▸ **Work to be completed**
Go through the data and copy every line exactly, but not the images.

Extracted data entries
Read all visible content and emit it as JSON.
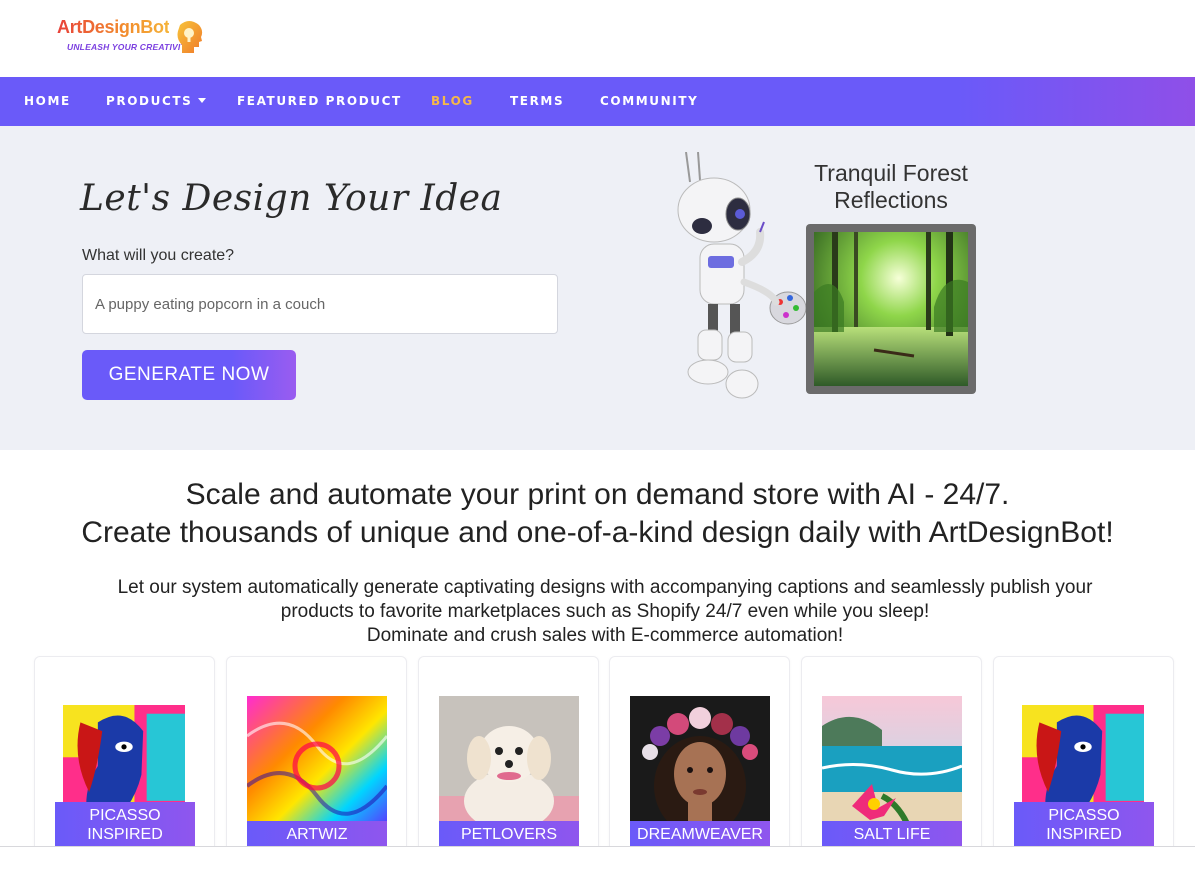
{
  "logo": {
    "name": "ArtDesignBot",
    "tagline": "UNLEASH YOUR CREATIVITY"
  },
  "nav": {
    "items": [
      {
        "label": "HOME",
        "active": false
      },
      {
        "label": "PRODUCTS",
        "active": false,
        "dropdown": true
      },
      {
        "label": "FEATURED PRODUCT",
        "active": false
      },
      {
        "label": "BLOG",
        "active": true
      },
      {
        "label": "TERMS",
        "active": false
      },
      {
        "label": "COMMUNITY",
        "active": false
      }
    ]
  },
  "hero": {
    "title": "Let's Design Your Idea",
    "prompt_label": "What will you create?",
    "prompt_placeholder": "A puppy eating popcorn in a couch",
    "button_label": "GENERATE NOW",
    "showcase_title": "Tranquil Forest Reflections"
  },
  "content": {
    "headline_1": "Scale and automate your print on demand store with AI - 24/7.",
    "headline_2": "Create thousands of unique and one-of-a-kind design daily with ArtDesignBot!",
    "para_1": "Let our system automatically generate captivating designs with accompanying captions and seamlessly publish your",
    "para_2": "products to favorite marketplaces such as Shopify 24/7 even while you sleep!",
    "para_3": "Dominate and crush sales with E-commerce automation!"
  },
  "cards": [
    {
      "label": "PICASSO INSPIRED"
    },
    {
      "label": "ARTWIZ"
    },
    {
      "label": "PETLOVERS"
    },
    {
      "label": "DREAMWEAVER"
    },
    {
      "label": "SALT LIFE"
    },
    {
      "label": "PICASSO INSPIRED"
    }
  ],
  "colors": {
    "accent": "#6a5af9",
    "active_nav": "#f5b84a",
    "hero_bg": "#eef0f6"
  }
}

▸ **The response**
Read all visible content and emit it as JSON.
{
  "logo": {
    "name": "ArtDesignBot",
    "tagline": "UNLEASH YOUR CREATIVITY"
  },
  "nav": {
    "items": [
      {
        "label": "HOME",
        "active": false
      },
      {
        "label": "PRODUCTS",
        "active": false,
        "dropdown": true
      },
      {
        "label": "FEATURED PRODUCT",
        "active": false
      },
      {
        "label": "BLOG",
        "active": true
      },
      {
        "label": "TERMS",
        "active": false
      },
      {
        "label": "COMMUNITY",
        "active": false
      }
    ]
  },
  "hero": {
    "title": "Let's Design Your Idea",
    "prompt_label": "What will you create?",
    "prompt_placeholder": "A puppy eating popcorn in a couch",
    "button_label": "GENERATE NOW",
    "showcase_title": "Tranquil Forest Reflections"
  },
  "content": {
    "headline_1": "Scale and automate your print on demand store with AI - 24/7.",
    "headline_2": "Create thousands of unique and one-of-a-kind design daily with ArtDesignBot!",
    "para_1": "Let our system automatically generate captivating designs with accompanying captions and seamlessly publish your",
    "para_2": "products to favorite marketplaces such as Shopify 24/7 even while you sleep!",
    "para_3": "Dominate and crush sales with E-commerce automation!"
  },
  "cards": [
    {
      "label": "PICASSO INSPIRED"
    },
    {
      "label": "ARTWIZ"
    },
    {
      "label": "PETLOVERS"
    },
    {
      "label": "DREAMWEAVER"
    },
    {
      "label": "SALT LIFE"
    },
    {
      "label": "PICASSO INSPIRED"
    }
  ],
  "colors": {
    "accent": "#6a5af9",
    "active_nav": "#f5b84a",
    "hero_bg": "#eef0f6"
  }
}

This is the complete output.